Required work —
What follows is a block of records; reproduce all of it verbatim.

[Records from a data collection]
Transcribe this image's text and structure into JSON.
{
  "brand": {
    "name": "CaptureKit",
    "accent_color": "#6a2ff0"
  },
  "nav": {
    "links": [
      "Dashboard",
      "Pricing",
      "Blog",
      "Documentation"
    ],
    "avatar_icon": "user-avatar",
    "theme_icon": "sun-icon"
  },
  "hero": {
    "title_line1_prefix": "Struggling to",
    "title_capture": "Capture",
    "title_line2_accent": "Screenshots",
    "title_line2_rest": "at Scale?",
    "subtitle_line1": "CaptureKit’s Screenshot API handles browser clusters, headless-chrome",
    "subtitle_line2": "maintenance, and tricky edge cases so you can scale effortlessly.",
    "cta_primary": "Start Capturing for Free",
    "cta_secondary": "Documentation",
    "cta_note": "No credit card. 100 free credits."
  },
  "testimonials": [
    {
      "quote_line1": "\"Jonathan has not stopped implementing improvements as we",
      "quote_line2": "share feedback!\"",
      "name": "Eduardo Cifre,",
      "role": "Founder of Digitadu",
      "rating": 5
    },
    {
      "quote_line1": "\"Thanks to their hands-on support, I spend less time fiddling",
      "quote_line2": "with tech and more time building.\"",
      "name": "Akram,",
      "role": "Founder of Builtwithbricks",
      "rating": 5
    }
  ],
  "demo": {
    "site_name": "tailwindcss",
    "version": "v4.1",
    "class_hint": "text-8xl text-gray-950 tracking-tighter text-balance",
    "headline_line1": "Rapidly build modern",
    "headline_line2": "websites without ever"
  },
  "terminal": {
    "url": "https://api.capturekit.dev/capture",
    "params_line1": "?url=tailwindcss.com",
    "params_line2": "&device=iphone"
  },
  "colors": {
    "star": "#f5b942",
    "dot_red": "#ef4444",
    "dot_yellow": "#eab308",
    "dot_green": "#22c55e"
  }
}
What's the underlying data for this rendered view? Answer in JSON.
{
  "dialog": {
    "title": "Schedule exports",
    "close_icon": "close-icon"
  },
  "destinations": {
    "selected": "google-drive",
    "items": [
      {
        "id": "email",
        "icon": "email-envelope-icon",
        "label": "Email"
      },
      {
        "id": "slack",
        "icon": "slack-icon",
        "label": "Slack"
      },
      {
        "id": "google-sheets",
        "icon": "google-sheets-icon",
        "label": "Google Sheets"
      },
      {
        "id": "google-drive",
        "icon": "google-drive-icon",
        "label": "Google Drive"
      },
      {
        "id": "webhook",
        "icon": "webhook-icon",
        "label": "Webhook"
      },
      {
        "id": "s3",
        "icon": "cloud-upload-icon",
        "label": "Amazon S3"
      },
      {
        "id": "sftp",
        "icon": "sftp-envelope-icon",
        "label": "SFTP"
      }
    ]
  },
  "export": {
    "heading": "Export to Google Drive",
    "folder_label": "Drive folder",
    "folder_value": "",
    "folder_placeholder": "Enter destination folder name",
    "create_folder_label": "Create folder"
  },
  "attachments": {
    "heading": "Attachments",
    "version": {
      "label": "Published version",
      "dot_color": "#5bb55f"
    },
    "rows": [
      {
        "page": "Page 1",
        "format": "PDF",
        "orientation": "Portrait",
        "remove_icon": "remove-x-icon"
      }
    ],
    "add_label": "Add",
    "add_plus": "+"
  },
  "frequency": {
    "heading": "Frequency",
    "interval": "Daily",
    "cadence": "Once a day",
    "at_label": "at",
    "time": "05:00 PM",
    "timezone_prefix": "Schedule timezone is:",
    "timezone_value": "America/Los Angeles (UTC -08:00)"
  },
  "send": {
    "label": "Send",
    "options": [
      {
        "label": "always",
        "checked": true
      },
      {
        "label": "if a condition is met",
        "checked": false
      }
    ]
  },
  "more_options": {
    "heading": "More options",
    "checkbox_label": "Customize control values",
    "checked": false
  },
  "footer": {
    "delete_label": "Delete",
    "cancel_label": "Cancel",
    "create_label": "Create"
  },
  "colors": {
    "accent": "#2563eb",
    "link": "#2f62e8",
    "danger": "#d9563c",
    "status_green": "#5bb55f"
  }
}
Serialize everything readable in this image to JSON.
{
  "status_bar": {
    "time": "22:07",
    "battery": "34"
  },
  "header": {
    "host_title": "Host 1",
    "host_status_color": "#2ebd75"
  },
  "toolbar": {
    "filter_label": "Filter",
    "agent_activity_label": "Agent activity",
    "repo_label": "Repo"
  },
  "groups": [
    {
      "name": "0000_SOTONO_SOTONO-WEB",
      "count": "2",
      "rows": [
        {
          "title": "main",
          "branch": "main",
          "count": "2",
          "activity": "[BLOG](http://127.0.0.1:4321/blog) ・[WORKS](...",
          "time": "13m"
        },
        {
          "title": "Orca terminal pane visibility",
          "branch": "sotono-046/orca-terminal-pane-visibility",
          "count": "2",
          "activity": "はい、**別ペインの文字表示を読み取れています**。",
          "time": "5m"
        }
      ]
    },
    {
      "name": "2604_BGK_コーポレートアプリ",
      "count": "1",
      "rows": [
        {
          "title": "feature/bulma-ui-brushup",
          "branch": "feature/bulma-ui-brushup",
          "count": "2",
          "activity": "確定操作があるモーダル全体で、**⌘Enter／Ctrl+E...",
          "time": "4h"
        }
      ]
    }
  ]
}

Expected answer —
Transcribe this image's text and structure into JSON.
{
  "brand": {
    "name": "CaptureKit",
    "accent_color": "#6a2ff0"
  },
  "nav": {
    "links": [
      "Dashboard",
      "Pricing",
      "Blog",
      "Documentation"
    ],
    "avatar_icon": "user-avatar",
    "theme_icon": "sun-icon"
  },
  "hero": {
    "title_line1_prefix": "Struggling to",
    "title_capture": "Capture",
    "title_line2_accent": "Screenshots",
    "title_line2_rest": "at Scale?",
    "subtitle_line1": "CaptureKit’s Screenshot API handles browser clusters, headless-chrome",
    "subtitle_line2": "maintenance, and tricky edge cases so you can scale effortlessly.",
    "cta_primary": "Start Capturing for Free",
    "cta_secondary": "Documentation",
    "cta_note": "No credit card. 100 free credits."
  },
  "testimonials": [
    {
      "quote_line1": "\"Jonathan has not stopped implementing improvements as we",
      "quote_line2": "share feedback!\"",
      "name": "Eduardo Cifre,",
      "role": "Founder of Digitadu",
      "rating": 5
    },
    {
      "quote_line1": "\"Thanks to their hands-on support, I spend less time fiddling",
      "quote_line2": "with tech and more time building.\"",
      "name": "Akram,",
      "role": "Founder of Builtwithbricks",
      "rating": 5
    }
  ],
  "demo": {
    "site_name": "tailwindcss",
    "version": "v4.1",
    "class_hint": "text-8xl text-gray-950 tracking-tighter text-balance",
    "headline_line1": "Rapidly build modern",
    "headline_line2": "websites without ever"
  },
  "terminal": {
    "url": "https://api.capturekit.dev/capture",
    "params_line1": "?url=tailwindcss.com",
    "params_line2": "&device=iphone"
  },
  "colors": {
    "star": "#f5b942",
    "dot_red": "#ef4444",
    "dot_yellow": "#eab308",
    "dot_green": "#22c55e"
  }
}
What's the underlying data for this rendered view? Answer in JSON.
{
  "dialog": {
    "title": "Schedule exports",
    "close_icon": "close-icon"
  },
  "destinations": {
    "selected": "google-drive",
    "items": [
      {
        "id": "email",
        "icon": "email-envelope-icon",
        "label": "Email"
      },
      {
        "id": "slack",
        "icon": "slack-icon",
        "label": "Slack"
      },
      {
        "id": "google-sheets",
        "icon": "google-sheets-icon",
        "label": "Google Sheets"
      },
      {
        "id": "google-drive",
        "icon": "google-drive-icon",
        "label": "Google Drive"
      },
      {
        "id": "webhook",
        "icon": "webhook-icon",
        "label": "Webhook"
      },
      {
        "id": "s3",
        "icon": "cloud-upload-icon",
        "label": "Amazon S3"
      },
      {
        "id": "sftp",
        "icon": "sftp-envelope-icon",
        "label": "SFTP"
      }
    ]
  },
  "export": {
    "heading": "Export to Google Drive",
    "folder_label": "Drive folder",
    "folder_value": "",
    "folder_placeholder": "Enter destination folder name",
    "create_folder_label": "Create folder"
  },
  "attachments": {
    "heading": "Attachments",
    "version": {
      "label": "Published version",
      "dot_color": "#5bb55f"
    },
    "rows": [
      {
        "page": "Page 1",
        "format": "PDF",
        "orientation": "Portrait",
        "remove_icon": "remove-x-icon"
      }
    ],
    "add_label": "Add",
    "add_plus": "+"
  },
  "frequency": {
    "heading": "Frequency",
    "interval": "Daily",
    "cadence": "Once a day",
    "at_label": "at",
    "time": "05:00 PM",
    "timezone_prefix": "Schedule timezone is:",
    "timezone_value": "America/Los Angeles (UTC -08:00)"
  },
  "send": {
    "label": "Send",
    "options": [
      {
        "label": "always",
        "checked": true
      },
      {
        "label": "if a condition is met",
        "checked": false
      }
    ]
  },
  "more_options": {
    "heading": "More options",
    "checkbox_label": "Customize control values",
    "checked": false
  },
  "footer": {
    "delete_label": "Delete",
    "cancel_label": "Cancel",
    "create_label": "Create"
  },
  "colors": {
    "accent": "#2563eb",
    "link": "#2f62e8",
    "danger": "#d9563c",
    "status_green": "#5bb55f"
  }
}
Serialize everything readable in this image to JSON.
{
  "status_bar": {
    "time": "22:07",
    "battery": "34"
  },
  "header": {
    "host_title": "Host 1",
    "host_status_color": "#2ebd75"
  },
  "toolbar": {
    "filter_label": "Filter",
    "agent_activity_label": "Agent activity",
    "repo_label": "Repo"
  },
  "groups": [
    {
      "name": "0000_SOTONO_SOTONO-WEB",
      "count": "2",
      "rows": [
        {
          "title": "main",
          "branch": "main",
          "count": "2",
          "activity": "[BLOG](http://127.0.0.1:4321/blog) ・[WORKS](...",
          "time": "13m"
        },
        {
          "title": "Orca terminal pane visibility",
          "branch": "sotono-046/orca-terminal-pane-visibility",
          "count": "2",
          "activity": "はい、**別ペインの文字表示を読み取れています**。",
          "time": "5m"
        }
      ]
    },
    {
      "name": "2604_BGK_コーポレートアプリ",
      "count": "1",
      "rows": [
        {
          "title": "feature/bulma-ui-brushup",
          "branch": "feature/bulma-ui-brushup",
          "count": "2",
          "activity": "確定操作があるモーダル全体で、**⌘Enter／Ctrl+E...",
          "time": "4h"
        }
      ]
    }
  ]
}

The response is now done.